> Data extract:

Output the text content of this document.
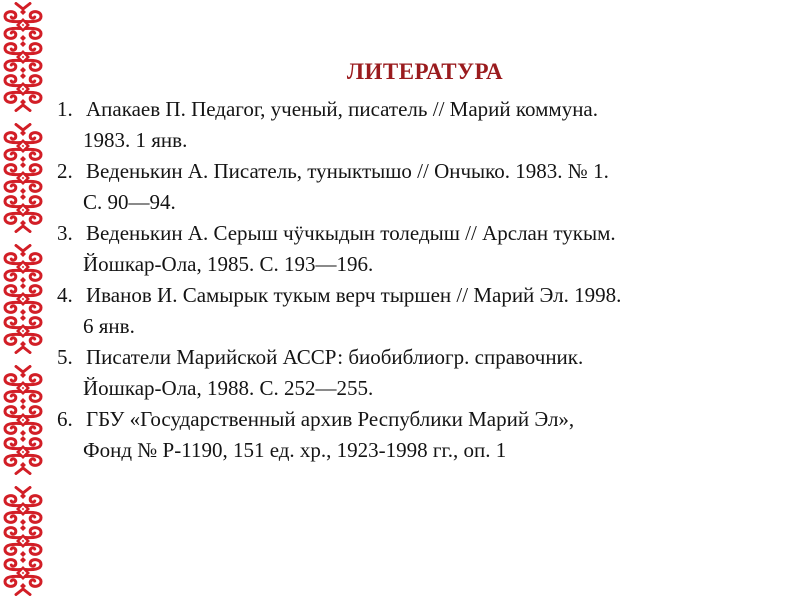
ЛИТЕРАТУРА
1. Апакаев П. Педагог, ученый, писатель // Марий коммуна.
1983. 1 янв.
2. Веденькин А. Писатель, туныктышо // Ончыко. 1983. № 1.
С. 90—94.
3. Веденькин А. Серыш чӱчкыдын толедыш // Арслан тукым.
Йошкар-Ола, 1985. С. 193—196.
4. Иванов И. Самырык тукым верч тыршен // Марий Эл. 1998.
6 янв.
5. Писатели Марийской АССР: биобиблиогр. справочник.
Йошкар-Ола, 1988. С. 252—255.
6. ГБУ «Государственный архив Республики Марий Эл»,
Фонд № Р-1190, 151 ед. хр., 1923-1998 гг., оп. 1
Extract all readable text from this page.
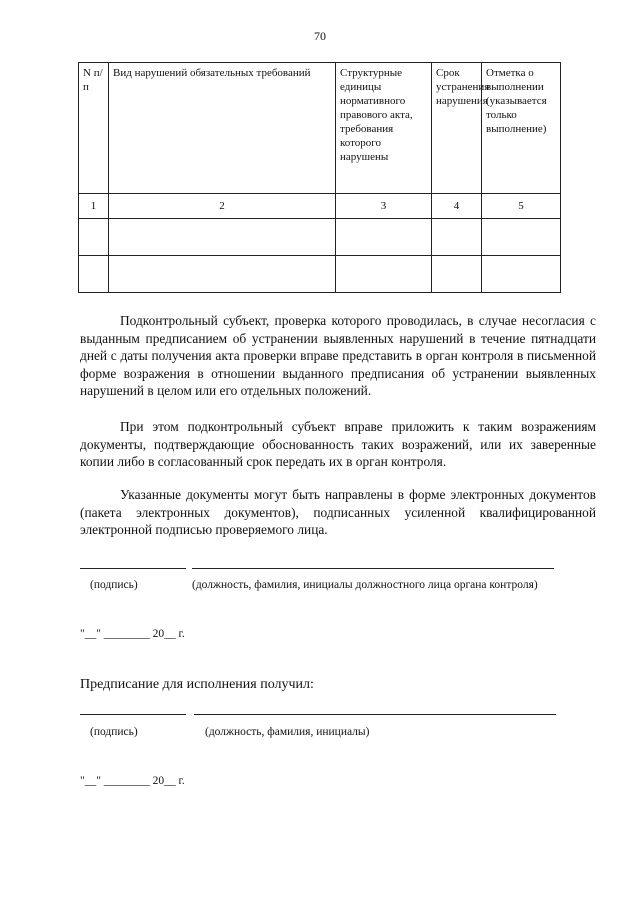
70
N п/п	Вид нарушений обязательных требований	Структурные единицы нормативного правового акта, требования которого нарушены	Срок устранения нарушения	Отметка о выполнении (указывается только выполнение)
1	2	3	4	5

Подконтрольный субъект, проверка которого проводилась, в случае несогласия с выданным предписанием об устранении выявленных нарушений в течение пятнадцати дней с даты получения акта проверки вправе представить в орган контроля в письменной форме возражения в отношении выданного предписания об устранении выявленных нарушений в целом или его отдельных положений.
При этом подконтрольный субъект вправе приложить к таким возражениям документы, подтверждающие обоснованность таких возражений, или их заверенные копии либо в согласованный срок передать их в орган контроля.
Указанные документы могут быть направлены в форме электронных документов (пакета электронных документов), подписанных усиленной квалифицированной электронной подписью проверяемого лица.
(подпись)	(должность, фамилия, инициалы должностного лица органа контроля)
"__" ________ 20__ г.
Предписание для исполнения получил:
(подпись)	(должность, фамилия, инициалы)
"__" ________ 20__ г.
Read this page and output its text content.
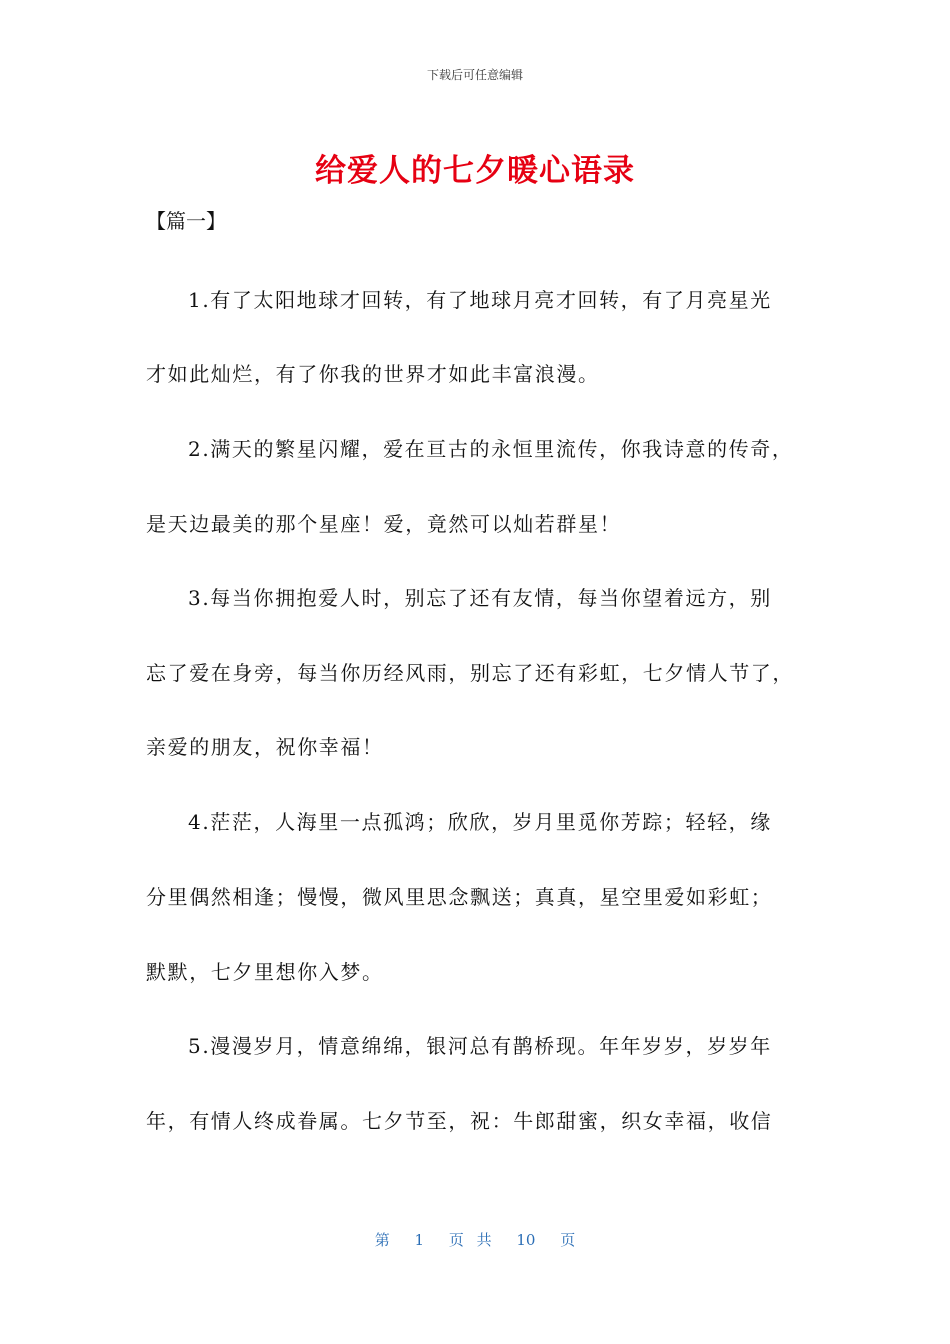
下载后可任意编辑
给爱人的七夕暖心语录
【篇一】
1.有了太阳地球才回转，有了地球月亮才回转，有了月亮星光
才如此灿烂，有了你我的世界才如此丰富浪漫。
2.满天的繁星闪耀，爱在亘古的永恒里流传，你我诗意的传奇，
是天边最美的那个星座！爱，竟然可以灿若群星！
3.每当你拥抱爱人时，别忘了还有友情，每当你望着远方，别
忘了爱在身旁，每当你历经风雨，别忘了还有彩虹，七夕情人节了，
亲爱的朋友，祝你幸福！
4.茫茫，人海里一点孤鸿；欣欣，岁月里觅你芳踪；轻轻，缘
分里偶然相逢；慢慢，微风里思念飘送；真真，星空里爱如彩虹；
默默，七夕里想你入梦。
5.漫漫岁月，情意绵绵，银河总有鹊桥现。年年岁岁，岁岁年
年，有情人终成眷属。七夕节至，祝：牛郎甜蜜，织女幸福，收信
第 1 页 共 10 页
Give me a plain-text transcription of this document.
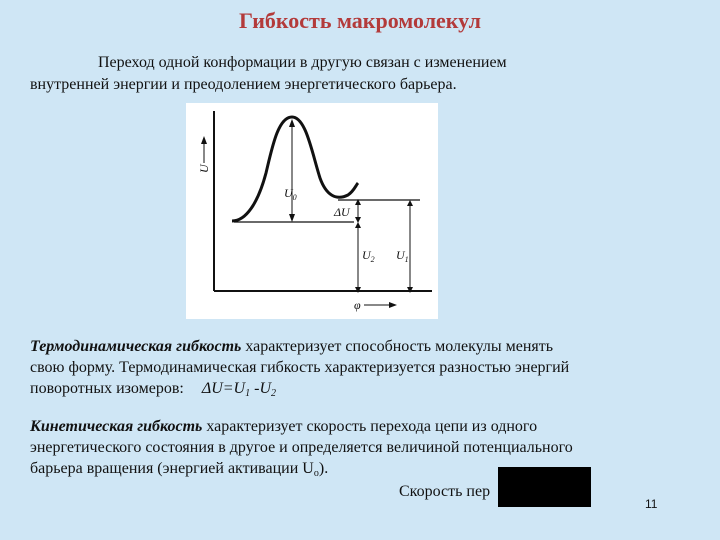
Гибкость макромолекул
Переход одной конформации в другую связан с изменением
внутренней энергии и преодолением энергетического барьера.
U
$U_0$
ΔU
$U_2$ $U_1$
φ
Термодинамическая гибкость характеризует способность молекулы менять
свою форму. Термодинамическая гибкость характеризуется разностью энергий
поворотных изомеров: $\Delta U=U_1$ $-U_2$
Кинетическая гибкость характеризует скорость перехода цепи из одного
энергетического состояния в другое и определяется величиной потенциального
барьера вращения (энергией активации $U_о$).
Скорость пер
11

> What is required: Take the lines from the one that contains "Read this page and output its text content." down to the last line of the listing above, both included, and set them down exactly, leaving out pictures.

> Task result:
Read this page and output its text content.
下载后可任意编辑
给爱人的七夕暖心语录
【篇一】
1.有了太阳地球才回转，有了地球月亮才回转，有了月亮星光
才如此灿烂，有了你我的世界才如此丰富浪漫。
2.满天的繁星闪耀，爱在亘古的永恒里流传，你我诗意的传奇，
是天边最美的那个星座！爱，竟然可以灿若群星！
3.每当你拥抱爱人时，别忘了还有友情，每当你望着远方，别
忘了爱在身旁，每当你历经风雨，别忘了还有彩虹，七夕情人节了，
亲爱的朋友，祝你幸福！
4.茫茫，人海里一点孤鸿；欣欣，岁月里觅你芳踪；轻轻，缘
分里偶然相逢；慢慢，微风里思念飘送；真真，星空里爱如彩虹；
默默，七夕里想你入梦。
5.漫漫岁月，情意绵绵，银河总有鹊桥现。年年岁岁，岁岁年
年，有情人终成眷属。七夕节至，祝：牛郎甜蜜，织女幸福，收信
第 1 页 共 10 页
Give me a plain-text transcription of this document.
Гибкость макромолекул
Переход одной конформации в другую связан с изменением
внутренней энергии и преодолением энергетического барьера.
U
$U_0$
ΔU
$U_2$ $U_1$
φ
Термодинамическая гибкость характеризует способность молекулы менять
свою форму. Термодинамическая гибкость характеризуется разностью энергий
поворотных изомеров: $\Delta U=U_1$ $-U_2$
Кинетическая гибкость характеризует скорость перехода цепи из одного
энергетического состояния в другое и определяется величиной потенциального
барьера вращения (энергией активации $U_о$).
Скорость пер
11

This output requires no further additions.